- _Short task_: Gather every line below that contains the string "keep", and copy each one.

## START Input

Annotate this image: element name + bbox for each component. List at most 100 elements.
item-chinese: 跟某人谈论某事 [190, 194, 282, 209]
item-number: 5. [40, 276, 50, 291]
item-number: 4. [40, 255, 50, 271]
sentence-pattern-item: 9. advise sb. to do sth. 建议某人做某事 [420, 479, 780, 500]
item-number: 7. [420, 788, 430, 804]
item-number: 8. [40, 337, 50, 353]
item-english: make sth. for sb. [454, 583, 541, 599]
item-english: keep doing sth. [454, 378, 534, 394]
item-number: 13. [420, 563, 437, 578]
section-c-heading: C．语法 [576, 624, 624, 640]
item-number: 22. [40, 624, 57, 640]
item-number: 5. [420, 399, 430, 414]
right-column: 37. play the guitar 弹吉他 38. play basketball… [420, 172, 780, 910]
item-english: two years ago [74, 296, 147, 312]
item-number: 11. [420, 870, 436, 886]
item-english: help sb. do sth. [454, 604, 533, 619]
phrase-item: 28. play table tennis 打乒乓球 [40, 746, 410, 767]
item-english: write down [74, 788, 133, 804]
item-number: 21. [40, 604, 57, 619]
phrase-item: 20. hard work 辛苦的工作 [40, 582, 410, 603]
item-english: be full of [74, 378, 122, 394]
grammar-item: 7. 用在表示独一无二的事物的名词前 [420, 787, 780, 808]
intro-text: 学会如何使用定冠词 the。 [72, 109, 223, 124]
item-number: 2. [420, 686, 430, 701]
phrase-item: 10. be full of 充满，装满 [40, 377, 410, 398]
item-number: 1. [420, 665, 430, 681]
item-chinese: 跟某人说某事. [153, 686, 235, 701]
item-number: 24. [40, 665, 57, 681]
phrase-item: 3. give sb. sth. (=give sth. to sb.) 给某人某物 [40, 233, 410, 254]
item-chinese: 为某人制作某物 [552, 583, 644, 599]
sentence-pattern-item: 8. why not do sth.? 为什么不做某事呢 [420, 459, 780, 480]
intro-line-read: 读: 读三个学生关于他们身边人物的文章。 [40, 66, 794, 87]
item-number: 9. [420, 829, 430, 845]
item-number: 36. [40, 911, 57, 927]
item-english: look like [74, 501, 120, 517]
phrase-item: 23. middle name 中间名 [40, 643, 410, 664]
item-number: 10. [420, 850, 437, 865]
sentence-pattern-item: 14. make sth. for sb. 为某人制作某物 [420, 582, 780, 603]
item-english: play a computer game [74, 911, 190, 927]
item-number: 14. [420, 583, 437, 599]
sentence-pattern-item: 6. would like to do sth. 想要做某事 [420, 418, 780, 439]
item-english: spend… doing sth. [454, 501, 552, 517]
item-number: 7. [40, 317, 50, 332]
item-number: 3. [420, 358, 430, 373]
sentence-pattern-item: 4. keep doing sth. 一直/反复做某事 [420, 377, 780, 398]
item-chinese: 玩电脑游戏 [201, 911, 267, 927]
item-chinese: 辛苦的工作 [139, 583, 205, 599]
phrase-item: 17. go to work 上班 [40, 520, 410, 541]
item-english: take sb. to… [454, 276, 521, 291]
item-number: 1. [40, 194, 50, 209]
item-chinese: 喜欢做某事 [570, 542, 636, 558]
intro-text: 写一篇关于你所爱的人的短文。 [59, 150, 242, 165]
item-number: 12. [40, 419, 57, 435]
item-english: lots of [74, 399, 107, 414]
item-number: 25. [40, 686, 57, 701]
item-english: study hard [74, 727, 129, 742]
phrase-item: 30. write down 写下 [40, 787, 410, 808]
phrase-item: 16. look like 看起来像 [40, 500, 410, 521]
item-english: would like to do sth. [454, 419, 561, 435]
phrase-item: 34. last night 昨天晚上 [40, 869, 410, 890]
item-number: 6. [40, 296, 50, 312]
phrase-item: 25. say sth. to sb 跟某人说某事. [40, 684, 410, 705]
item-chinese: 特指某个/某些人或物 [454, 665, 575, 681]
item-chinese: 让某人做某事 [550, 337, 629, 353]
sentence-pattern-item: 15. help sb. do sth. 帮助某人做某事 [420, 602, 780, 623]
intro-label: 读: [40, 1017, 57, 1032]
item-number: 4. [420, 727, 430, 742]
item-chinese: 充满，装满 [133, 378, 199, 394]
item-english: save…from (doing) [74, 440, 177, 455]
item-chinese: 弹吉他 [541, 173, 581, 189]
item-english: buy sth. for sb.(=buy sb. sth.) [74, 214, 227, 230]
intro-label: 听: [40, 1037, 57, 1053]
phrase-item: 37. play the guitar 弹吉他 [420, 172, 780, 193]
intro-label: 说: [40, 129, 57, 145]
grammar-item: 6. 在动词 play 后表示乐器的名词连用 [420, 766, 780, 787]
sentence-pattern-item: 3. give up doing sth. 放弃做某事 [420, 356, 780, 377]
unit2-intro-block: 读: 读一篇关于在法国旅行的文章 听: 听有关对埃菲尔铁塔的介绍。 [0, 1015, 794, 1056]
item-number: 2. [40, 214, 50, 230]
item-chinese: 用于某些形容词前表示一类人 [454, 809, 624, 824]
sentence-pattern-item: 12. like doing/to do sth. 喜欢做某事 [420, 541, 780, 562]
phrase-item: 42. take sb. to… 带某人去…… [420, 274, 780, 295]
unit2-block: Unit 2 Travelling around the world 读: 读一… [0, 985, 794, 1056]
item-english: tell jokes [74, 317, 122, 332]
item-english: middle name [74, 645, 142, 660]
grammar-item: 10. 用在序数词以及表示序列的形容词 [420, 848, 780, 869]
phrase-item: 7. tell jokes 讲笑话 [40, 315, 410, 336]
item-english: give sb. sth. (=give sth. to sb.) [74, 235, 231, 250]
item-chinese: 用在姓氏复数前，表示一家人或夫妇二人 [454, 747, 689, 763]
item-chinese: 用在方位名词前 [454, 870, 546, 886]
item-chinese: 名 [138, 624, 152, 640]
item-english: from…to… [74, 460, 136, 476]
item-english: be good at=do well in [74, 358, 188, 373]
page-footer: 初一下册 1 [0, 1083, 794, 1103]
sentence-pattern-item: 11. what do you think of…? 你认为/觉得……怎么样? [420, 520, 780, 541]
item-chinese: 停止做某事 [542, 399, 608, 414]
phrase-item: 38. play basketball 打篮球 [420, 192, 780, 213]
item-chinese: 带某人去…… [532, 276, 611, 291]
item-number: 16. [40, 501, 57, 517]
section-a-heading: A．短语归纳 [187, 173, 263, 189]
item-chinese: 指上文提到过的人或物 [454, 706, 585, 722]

## END Input

- _Completed exercise_:
item-english: keep doing sth. [454, 378, 534, 394]
sentence-pattern-item: 4. keep doing sth. 一直/反复做某事 [420, 377, 780, 398]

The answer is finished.